# DATA RECORDS
———

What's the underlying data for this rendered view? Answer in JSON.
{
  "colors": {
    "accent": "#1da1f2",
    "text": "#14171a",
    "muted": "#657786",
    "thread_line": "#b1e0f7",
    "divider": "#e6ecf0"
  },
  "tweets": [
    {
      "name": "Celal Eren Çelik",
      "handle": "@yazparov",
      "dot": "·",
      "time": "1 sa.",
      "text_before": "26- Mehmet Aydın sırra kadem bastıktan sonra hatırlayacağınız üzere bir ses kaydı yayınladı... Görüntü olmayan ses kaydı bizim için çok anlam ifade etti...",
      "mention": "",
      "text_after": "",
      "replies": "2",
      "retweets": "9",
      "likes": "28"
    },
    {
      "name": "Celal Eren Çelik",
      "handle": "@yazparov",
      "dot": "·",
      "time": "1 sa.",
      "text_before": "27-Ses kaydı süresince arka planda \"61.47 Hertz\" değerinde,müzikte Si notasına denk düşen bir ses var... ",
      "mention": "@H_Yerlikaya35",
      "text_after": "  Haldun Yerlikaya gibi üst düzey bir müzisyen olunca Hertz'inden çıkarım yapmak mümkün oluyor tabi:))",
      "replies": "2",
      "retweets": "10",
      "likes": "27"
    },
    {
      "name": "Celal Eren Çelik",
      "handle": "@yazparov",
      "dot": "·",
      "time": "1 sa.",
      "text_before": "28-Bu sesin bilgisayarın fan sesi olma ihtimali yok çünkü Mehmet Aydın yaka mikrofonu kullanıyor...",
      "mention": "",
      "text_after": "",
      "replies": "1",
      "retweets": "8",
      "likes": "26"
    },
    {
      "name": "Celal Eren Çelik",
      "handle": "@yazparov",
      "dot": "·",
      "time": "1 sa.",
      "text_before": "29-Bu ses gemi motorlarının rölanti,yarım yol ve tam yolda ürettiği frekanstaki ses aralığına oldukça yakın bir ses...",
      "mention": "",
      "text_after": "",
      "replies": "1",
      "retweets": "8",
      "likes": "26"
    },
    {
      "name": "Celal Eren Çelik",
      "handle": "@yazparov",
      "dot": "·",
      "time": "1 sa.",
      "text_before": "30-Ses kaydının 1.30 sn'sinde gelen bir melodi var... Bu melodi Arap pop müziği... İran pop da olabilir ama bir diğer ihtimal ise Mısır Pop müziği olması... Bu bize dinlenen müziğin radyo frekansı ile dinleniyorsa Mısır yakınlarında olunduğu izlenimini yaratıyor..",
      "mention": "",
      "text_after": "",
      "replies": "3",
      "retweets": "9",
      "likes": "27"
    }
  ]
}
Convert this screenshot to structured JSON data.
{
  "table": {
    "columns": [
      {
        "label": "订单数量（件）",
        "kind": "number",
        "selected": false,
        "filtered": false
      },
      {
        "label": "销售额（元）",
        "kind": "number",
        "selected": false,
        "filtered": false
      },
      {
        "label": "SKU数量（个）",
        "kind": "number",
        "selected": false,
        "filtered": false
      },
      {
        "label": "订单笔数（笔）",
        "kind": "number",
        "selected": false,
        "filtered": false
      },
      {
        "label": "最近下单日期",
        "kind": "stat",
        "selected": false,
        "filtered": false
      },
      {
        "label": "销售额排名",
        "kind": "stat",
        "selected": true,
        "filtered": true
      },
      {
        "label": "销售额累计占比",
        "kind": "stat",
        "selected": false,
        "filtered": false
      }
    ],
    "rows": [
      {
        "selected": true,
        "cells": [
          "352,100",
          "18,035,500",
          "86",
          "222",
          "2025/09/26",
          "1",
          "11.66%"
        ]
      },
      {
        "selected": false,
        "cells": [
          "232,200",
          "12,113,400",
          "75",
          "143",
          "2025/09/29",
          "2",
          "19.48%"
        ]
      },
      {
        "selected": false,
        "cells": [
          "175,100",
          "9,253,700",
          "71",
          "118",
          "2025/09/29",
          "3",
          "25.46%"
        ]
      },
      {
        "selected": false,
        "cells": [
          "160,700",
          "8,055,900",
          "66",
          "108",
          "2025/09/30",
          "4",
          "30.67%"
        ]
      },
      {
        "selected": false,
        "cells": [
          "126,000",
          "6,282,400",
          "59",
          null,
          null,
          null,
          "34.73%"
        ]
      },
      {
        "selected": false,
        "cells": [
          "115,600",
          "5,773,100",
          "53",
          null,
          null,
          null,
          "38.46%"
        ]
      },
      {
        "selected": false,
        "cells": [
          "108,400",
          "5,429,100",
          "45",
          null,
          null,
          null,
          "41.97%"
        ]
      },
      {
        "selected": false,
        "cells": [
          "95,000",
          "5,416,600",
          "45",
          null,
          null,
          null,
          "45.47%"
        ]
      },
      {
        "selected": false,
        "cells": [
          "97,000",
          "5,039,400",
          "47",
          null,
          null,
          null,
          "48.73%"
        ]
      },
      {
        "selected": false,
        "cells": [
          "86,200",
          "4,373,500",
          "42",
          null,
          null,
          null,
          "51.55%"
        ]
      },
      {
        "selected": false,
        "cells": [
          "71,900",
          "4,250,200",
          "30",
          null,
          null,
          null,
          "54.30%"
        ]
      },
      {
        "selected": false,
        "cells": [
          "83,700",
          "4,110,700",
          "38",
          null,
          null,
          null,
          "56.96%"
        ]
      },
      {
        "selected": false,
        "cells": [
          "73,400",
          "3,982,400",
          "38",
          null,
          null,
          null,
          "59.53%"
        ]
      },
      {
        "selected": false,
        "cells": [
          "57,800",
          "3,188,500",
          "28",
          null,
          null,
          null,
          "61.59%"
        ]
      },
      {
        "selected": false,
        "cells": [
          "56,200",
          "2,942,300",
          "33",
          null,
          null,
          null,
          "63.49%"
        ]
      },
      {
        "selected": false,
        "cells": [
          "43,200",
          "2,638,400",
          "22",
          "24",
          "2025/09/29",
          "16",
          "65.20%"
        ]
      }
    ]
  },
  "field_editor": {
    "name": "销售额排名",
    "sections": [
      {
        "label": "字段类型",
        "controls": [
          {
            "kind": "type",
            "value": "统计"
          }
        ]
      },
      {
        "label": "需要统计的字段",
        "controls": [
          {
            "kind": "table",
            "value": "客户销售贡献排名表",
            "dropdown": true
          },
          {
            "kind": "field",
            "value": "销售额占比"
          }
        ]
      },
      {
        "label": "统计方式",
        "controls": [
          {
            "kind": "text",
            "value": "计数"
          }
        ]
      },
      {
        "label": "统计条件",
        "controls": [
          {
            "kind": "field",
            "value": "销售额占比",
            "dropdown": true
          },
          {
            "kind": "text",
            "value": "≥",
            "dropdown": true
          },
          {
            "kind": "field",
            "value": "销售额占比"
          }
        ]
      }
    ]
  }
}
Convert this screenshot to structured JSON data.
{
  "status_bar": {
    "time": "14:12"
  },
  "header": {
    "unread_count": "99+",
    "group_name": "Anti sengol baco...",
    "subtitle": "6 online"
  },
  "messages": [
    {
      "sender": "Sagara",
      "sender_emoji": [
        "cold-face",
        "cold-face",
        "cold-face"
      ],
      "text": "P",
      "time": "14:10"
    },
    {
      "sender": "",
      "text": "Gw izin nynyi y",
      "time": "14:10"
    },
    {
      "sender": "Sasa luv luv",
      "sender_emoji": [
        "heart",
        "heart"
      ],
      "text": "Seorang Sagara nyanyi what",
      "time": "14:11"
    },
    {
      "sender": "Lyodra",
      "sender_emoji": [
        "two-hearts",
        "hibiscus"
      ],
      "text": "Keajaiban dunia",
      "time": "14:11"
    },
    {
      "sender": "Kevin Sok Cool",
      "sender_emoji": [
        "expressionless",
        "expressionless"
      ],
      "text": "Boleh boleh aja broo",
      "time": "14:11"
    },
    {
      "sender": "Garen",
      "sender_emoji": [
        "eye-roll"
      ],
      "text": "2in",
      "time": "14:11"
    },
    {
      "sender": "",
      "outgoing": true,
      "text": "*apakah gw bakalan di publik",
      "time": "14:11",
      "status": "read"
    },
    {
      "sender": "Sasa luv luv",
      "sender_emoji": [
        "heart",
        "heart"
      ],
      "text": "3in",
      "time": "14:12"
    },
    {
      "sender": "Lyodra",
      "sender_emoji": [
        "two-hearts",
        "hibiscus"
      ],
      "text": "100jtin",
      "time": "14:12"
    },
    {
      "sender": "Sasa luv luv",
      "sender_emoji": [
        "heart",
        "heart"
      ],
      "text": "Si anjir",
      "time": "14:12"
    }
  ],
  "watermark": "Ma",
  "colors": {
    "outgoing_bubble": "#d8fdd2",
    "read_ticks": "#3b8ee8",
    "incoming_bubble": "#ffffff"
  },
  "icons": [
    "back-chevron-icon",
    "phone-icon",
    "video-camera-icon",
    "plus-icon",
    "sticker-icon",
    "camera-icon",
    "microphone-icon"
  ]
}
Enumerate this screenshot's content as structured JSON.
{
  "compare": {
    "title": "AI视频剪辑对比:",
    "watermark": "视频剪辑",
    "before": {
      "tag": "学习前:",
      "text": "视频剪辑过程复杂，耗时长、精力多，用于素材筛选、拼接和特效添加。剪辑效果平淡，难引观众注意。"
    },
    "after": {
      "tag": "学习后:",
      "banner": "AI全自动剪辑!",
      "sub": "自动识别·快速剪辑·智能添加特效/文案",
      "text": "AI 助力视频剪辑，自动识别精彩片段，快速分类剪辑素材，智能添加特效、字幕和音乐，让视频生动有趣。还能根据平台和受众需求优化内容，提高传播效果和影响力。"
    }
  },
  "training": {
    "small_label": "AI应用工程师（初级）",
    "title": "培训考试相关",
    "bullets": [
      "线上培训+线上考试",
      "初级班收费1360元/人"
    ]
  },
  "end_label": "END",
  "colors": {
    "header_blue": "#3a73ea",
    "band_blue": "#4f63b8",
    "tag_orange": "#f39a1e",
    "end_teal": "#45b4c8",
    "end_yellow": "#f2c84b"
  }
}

———

# TO BE DONE
Copy every line of the records above that holds the word "value".

# CORRECT RESULT
            "value": "统计"
            "value": "客户销售贡献排名表",
            "value": "销售额占比"
            "value": "计数"
            "value": "销售额占比",
            "value": "≥",
            "value": "销售额占比"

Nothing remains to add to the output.